===== Source data =====

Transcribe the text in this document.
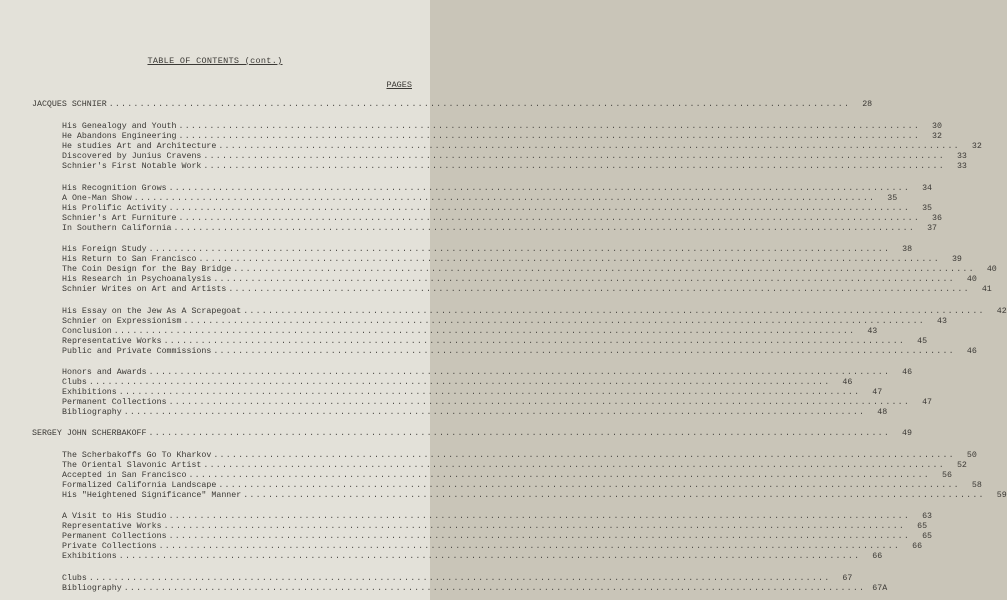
TABLE OF CONTENTS (cont.)
PAGES
JACQUES SCHNIER ........................................................................................................................	28
His Genealogy and Youth ........................................................................................................................	30
He Abandons Engineering ........................................................................................................................	32
He studies Art and Architecture ........................................................................................................................	32
Discovered by Junius Cravens ........................................................................................................................	33
Schnier's First Notable Work ........................................................................................................................	33
His Recognition Grows ........................................................................................................................	34
A One-Man Show ........................................................................................................................	35
His Prolific Activity ........................................................................................................................	35
Schnier's Art Furniture ........................................................................................................................	36
In Southern California ........................................................................................................................	37
His Foreign Study ........................................................................................................................	38
His Return to San Francisco ........................................................................................................................	39
The Coin Design for the Bay Bridge ........................................................................................................................	40
His Research in Psychoanalysis ........................................................................................................................	40
Schnier Writes on Art and Artists ........................................................................................................................	41
His Essay on the Jew As A Scrapegoat ........................................................................................................................	42
Schnier on Expressionism ........................................................................................................................	43
Conclusion ........................................................................................................................	43
Representative Works ........................................................................................................................	45
Public and Private Commissions ........................................................................................................................	46
Honors and Awards ........................................................................................................................	46
Clubs ........................................................................................................................	46
Exhibitions ........................................................................................................................	47
Permanent Collections ........................................................................................................................	47
Bibliography ........................................................................................................................	48
SERGEY JOHN SCHERBAKOFF ........................................................................................................................	49
The Scherbakoffs Go To Kharkov ........................................................................................................................	50
The Oriental Slavonic Artist ........................................................................................................................	52
Accepted in San Francisco ........................................................................................................................	56
Formalized California Landscape ........................................................................................................................	58
His "Heightened Significance" Manner ........................................................................................................................	59
A Visit to His Studio ........................................................................................................................	63
Representative Works ........................................................................................................................	65
Permanent Collections ........................................................................................................................	65
Private Collections ........................................................................................................................	66
Exhibitions ........................................................................................................................	66
Clubs ........................................................................................................................	67
Bibliography ........................................................................................................................ 67A
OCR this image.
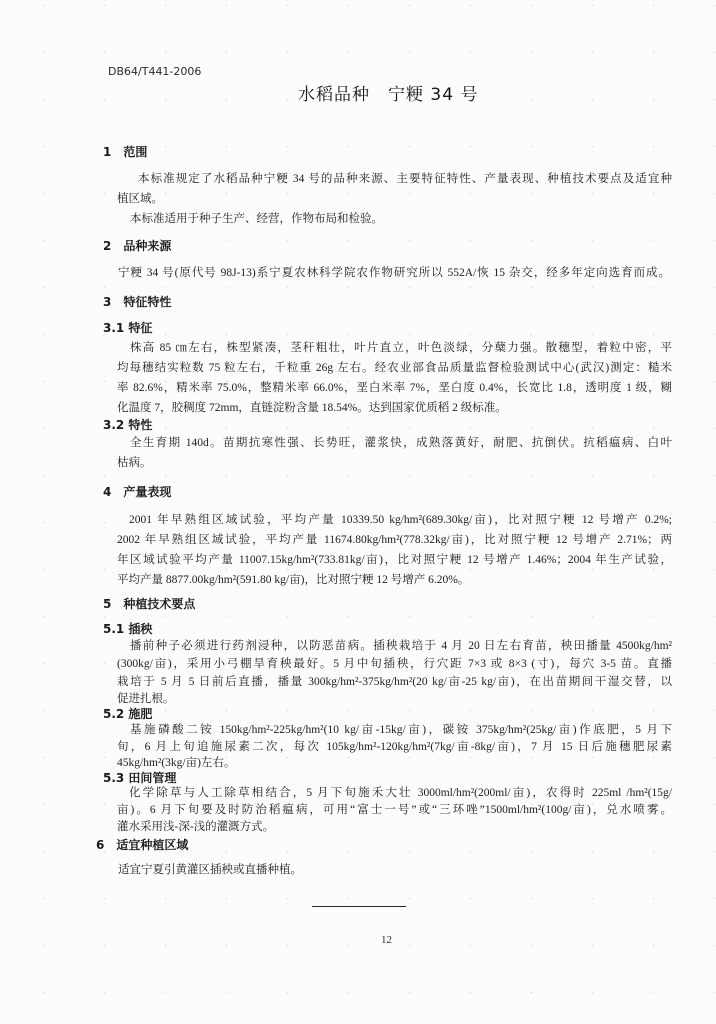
DB64/T441-2006
水稻品种　宁粳 34 号
1　范围
本标准规定了水稻品种宁粳 34 号的品种来源、主要特征特性、产量表现、种植技术要点及适宜种
植区域。
本标准适用于种子生产、经营，作物布局和检验。
2　品种来源
宁粳 34 号(原代号 98J-13)系宁夏农林科学院农作物研究所以 552A/恢 15 杂交，经多年定向选育而成。
3　特征特性
3.1 特征
株高 85 ㎝左右，株型紧凑，茎秆粗壮，叶片直立，叶色淡绿，分蘖力强。散穗型，着粒中密，平
均每穗结实粒数 75 粒左右，千粒重 26g 左右。经农业部食品质量监督检验测试中心(武汉)测定：糙米
率 82.6%，精米率 75.0%，整精米率 66.0%，垩白米率 7%，垩白度 0.4%，长宽比 1.8，透明度 1 级，糊
化温度 7，胶稠度 72mm，直链淀粉含量 18.54%。达到国家优质稻 2 级标准。
3.2 特性
全生育期 140d。苗期抗寒性强、长势旺，灌浆快，成熟落黄好，耐肥、抗倒伏。抗稻瘟病、白叶
枯病。
4　产量表现
2001 年早熟组区域试验，平均产量 10339.50 kg/hm²(689.30kg/亩)，比对照宁粳 12 号增产 0.2%;
2002 年早熟组区域试验，平均产量 11674.80kg/hm²(778.32kg/亩)，比对照宁粳 12 号增产 2.71%；两
年区域试验平均产量 11007.15kg/hm²(733.81kg/亩)，比对照宁粳 12 号增产 1.46%；2004 年生产试验，
平均产量 8877.00kg/hm²(591.80 kg/亩)，比对照宁粳 12 号增产 6.20%。
5　种植技术要点
5.1 插秧
播前种子必须进行药剂浸种，以防恶苗病。插秧栽培于 4 月 20 日左右育苗，秧田播量 4500kg/hm²
(300kg/亩)，采用小弓棚旱育秧最好。5 月中旬插秧，行穴距 7×3 或 8×3 (寸)，每穴 3-5 苗。直播
栽培于 5 月 5 日前后直播，播量 300kg/hm²-375kg/hm²(20 kg/亩-25 kg/亩)，在出苗期间干湿交替，以
促进扎根。
5.2 施肥
基施磷酸二铵 150kg/hm²-225kg/hm²(10 kg/亩-15kg/亩)，碳铵 375kg/hm²(25kg/亩)作底肥，5 月下
旬，6 月上旬追施尿素二次，每次 105kg/hm²-120kg/hm²(7kg/亩-8kg/亩)，7 月 15 日后施穗肥尿素
45kg/hm²(3kg/亩)左右。
5.3 田间管理
化学除草与人工除草相结合，5 月下旬施禾大壮 3000ml/hm²(200ml/亩)，农得时 225ml /hm²(15g/
亩)。6 月下旬要及时防治稻瘟病，可用“富士一号”或“三环唑”1500ml/hm²(100g/亩)，兑水喷雾。
灌水采用浅-深-浅的灌溉方式。
6　适宜种植区域
适宜宁夏引黄灌区插秧或直播种植。
12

=====

Make an exact copy of the records above, with the pictures left out.

Transcribe the text in this document.
TABLE OF CONTENTS (cont.)
PAGES
JACQUES SCHNIER ........................................................................................................................	28
His Genealogy and Youth ........................................................................................................................	30
He Abandons Engineering ........................................................................................................................	32
He studies Art and Architecture ........................................................................................................................	32
Discovered by Junius Cravens ........................................................................................................................	33
Schnier's First Notable Work ........................................................................................................................	33
His Recognition Grows ........................................................................................................................	34
A One-Man Show ........................................................................................................................	35
His Prolific Activity ........................................................................................................................	35
Schnier's Art Furniture ........................................................................................................................	36
In Southern California ........................................................................................................................	37
His Foreign Study ........................................................................................................................	38
His Return to San Francisco ........................................................................................................................	39
The Coin Design for the Bay Bridge ........................................................................................................................	40
His Research in Psychoanalysis ........................................................................................................................	40
Schnier Writes on Art and Artists ........................................................................................................................	41
His Essay on the Jew As A Scrapegoat ........................................................................................................................	42
Schnier on Expressionism ........................................................................................................................	43
Conclusion ........................................................................................................................	43
Representative Works ........................................................................................................................	45
Public and Private Commissions ........................................................................................................................	46
Honors and Awards ........................................................................................................................	46
Clubs ........................................................................................................................	46
Exhibitions ........................................................................................................................	47
Permanent Collections ........................................................................................................................	47
Bibliography ........................................................................................................................	48
SERGEY JOHN SCHERBAKOFF ........................................................................................................................	49
The Scherbakoffs Go To Kharkov ........................................................................................................................	50
The Oriental Slavonic Artist ........................................................................................................................	52
Accepted in San Francisco ........................................................................................................................	56
Formalized California Landscape ........................................................................................................................	58
His "Heightened Significance" Manner ........................................................................................................................	59
A Visit to His Studio ........................................................................................................................	63
Representative Works ........................................................................................................................	65
Permanent Collections ........................................................................................................................	65
Private Collections ........................................................................................................................	66
Exhibitions ........................................................................................................................	66
Clubs ........................................................................................................................	67
Bibliography ........................................................................................................................ 67A
OCR this image.
DB64/T441-2006
水稻品种　宁粳 34 号
1　范围
本标准规定了水稻品种宁粳 34 号的品种来源、主要特征特性、产量表现、种植技术要点及适宜种
植区域。
本标准适用于种子生产、经营，作物布局和检验。
2　品种来源
宁粳 34 号(原代号 98J-13)系宁夏农林科学院农作物研究所以 552A/恢 15 杂交，经多年定向选育而成。
3　特征特性
3.1 特征
株高 85 ㎝左右，株型紧凑，茎秆粗壮，叶片直立，叶色淡绿，分蘖力强。散穗型，着粒中密，平
均每穗结实粒数 75 粒左右，千粒重 26g 左右。经农业部食品质量监督检验测试中心(武汉)测定：糙米
率 82.6%，精米率 75.0%，整精米率 66.0%，垩白米率 7%，垩白度 0.4%，长宽比 1.8，透明度 1 级，糊
化温度 7，胶稠度 72mm，直链淀粉含量 18.54%。达到国家优质稻 2 级标准。
3.2 特性
全生育期 140d。苗期抗寒性强、长势旺，灌浆快，成熟落黄好，耐肥、抗倒伏。抗稻瘟病、白叶
枯病。
4　产量表现
2001 年早熟组区域试验，平均产量 10339.50 kg/hm²(689.30kg/亩)，比对照宁粳 12 号增产 0.2%;
2002 年早熟组区域试验，平均产量 11674.80kg/hm²(778.32kg/亩)，比对照宁粳 12 号增产 2.71%；两
年区域试验平均产量 11007.15kg/hm²(733.81kg/亩)，比对照宁粳 12 号增产 1.46%；2004 年生产试验，
平均产量 8877.00kg/hm²(591.80 kg/亩)，比对照宁粳 12 号增产 6.20%。
5　种植技术要点
5.1 插秧
播前种子必须进行药剂浸种，以防恶苗病。插秧栽培于 4 月 20 日左右育苗，秧田播量 4500kg/hm²
(300kg/亩)，采用小弓棚旱育秧最好。5 月中旬插秧，行穴距 7×3 或 8×3 (寸)，每穴 3-5 苗。直播
栽培于 5 月 5 日前后直播，播量 300kg/hm²-375kg/hm²(20 kg/亩-25 kg/亩)，在出苗期间干湿交替，以
促进扎根。
5.2 施肥
基施磷酸二铵 150kg/hm²-225kg/hm²(10 kg/亩-15kg/亩)，碳铵 375kg/hm²(25kg/亩)作底肥，5 月下
旬，6 月上旬追施尿素二次，每次 105kg/hm²-120kg/hm²(7kg/亩-8kg/亩)，7 月 15 日后施穗肥尿素
45kg/hm²(3kg/亩)左右。
5.3 田间管理
化学除草与人工除草相结合，5 月下旬施禾大壮 3000ml/hm²(200ml/亩)，农得时 225ml /hm²(15g/
亩)。6 月下旬要及时防治稻瘟病，可用“富士一号”或“三环唑”1500ml/hm²(100g/亩)，兑水喷雾。
灌水采用浅-深-浅的灌溉方式。
6　适宜种植区域
适宜宁夏引黄灌区插秧或直播种植。
12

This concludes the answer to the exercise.